* BEGIN Records for the exercise *

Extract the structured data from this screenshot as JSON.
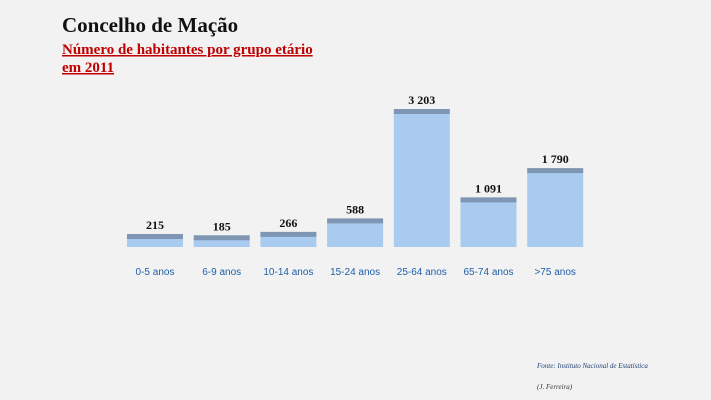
{
  "chart_data": {
    "type": "bar",
    "title": "Concelho de Mação",
    "subtitle": [
      "Número de habitantes por grupo etário",
      "em 2011"
    ],
    "categories": [
      "0-5 anos",
      "6-9 anos",
      "10-14 anos",
      "15-24 anos",
      "25-64 anos",
      "65-74 anos",
      ">75 anos"
    ],
    "values": [
      215,
      185,
      266,
      588,
      3203,
      1091,
      1790
    ],
    "value_labels": [
      "215",
      "185",
      "266",
      "588",
      "3 203",
      "1 091",
      "1 790"
    ],
    "color": "#a9cbef",
    "cap_color": "#7f96b2",
    "source": "Fonte: Instituto Nacional de Estatística",
    "author": "(J. Ferreira)"
  }
}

* END Records for the exercise *

▶ **What is required**:
List every line above containing the word "anos".

▶ **Result of the exercise**:
      "0-5 anos",
      "6-9 anos",
      "10-14 anos",
      "15-24 anos",
      "25-64 anos",
      "65-74 anos",
      ">75 anos"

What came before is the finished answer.